- [Data provided]:
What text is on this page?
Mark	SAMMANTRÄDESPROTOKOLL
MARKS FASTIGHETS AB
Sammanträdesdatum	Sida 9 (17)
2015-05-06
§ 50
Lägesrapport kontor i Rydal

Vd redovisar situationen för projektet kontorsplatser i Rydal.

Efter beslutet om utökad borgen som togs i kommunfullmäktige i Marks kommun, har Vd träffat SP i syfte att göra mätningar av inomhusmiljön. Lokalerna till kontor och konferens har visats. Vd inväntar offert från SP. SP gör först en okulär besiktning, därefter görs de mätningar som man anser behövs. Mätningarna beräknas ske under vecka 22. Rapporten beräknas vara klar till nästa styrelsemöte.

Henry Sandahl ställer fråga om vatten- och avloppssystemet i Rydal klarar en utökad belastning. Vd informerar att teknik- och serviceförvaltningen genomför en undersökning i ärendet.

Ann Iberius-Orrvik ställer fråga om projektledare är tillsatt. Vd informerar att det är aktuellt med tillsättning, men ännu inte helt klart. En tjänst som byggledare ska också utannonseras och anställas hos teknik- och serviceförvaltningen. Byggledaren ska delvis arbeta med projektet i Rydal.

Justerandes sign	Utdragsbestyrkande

- [Task requirements]:
From the first line to the last, retype the data exactly.

- [Response to this task]:
What text is on this page?
Mark	SAMMANTRÄDESPROTOKOLL
MARKS FASTIGHETS AB
Sammanträdesdatum	Sida 9 (17)
2015-05-06
§ 50
Lägesrapport kontor i Rydal

Vd redovisar situationen för projektet kontorsplatser i Rydal.

Efter beslutet om utökad borgen som togs i kommunfullmäktige i Marks kommun, har Vd träffat SP i syfte att göra mätningar av inomhusmiljön. Lokalerna till kontor och konferens har visats. Vd inväntar offert från SP. SP gör först en okulär besiktning, därefter görs de mätningar som man anser behövs. Mätningarna beräknas ske under vecka 22. Rapporten beräknas vara klar till nästa styrelsemöte.

Henry Sandahl ställer fråga om vatten- och avloppssystemet i Rydal klarar en utökad belastning. Vd informerar att teknik- och serviceförvaltningen genomför en undersökning i ärendet.

Ann Iberius-Orrvik ställer fråga om projektledare är tillsatt. Vd informerar att det är aktuellt med tillsättning, men ännu inte helt klart. En tjänst som byggledare ska också utannonseras och anställas hos teknik- och serviceförvaltningen. Byggledaren ska delvis arbeta med projektet i Rydal.

Justerandes sign	Utdragsbestyrkande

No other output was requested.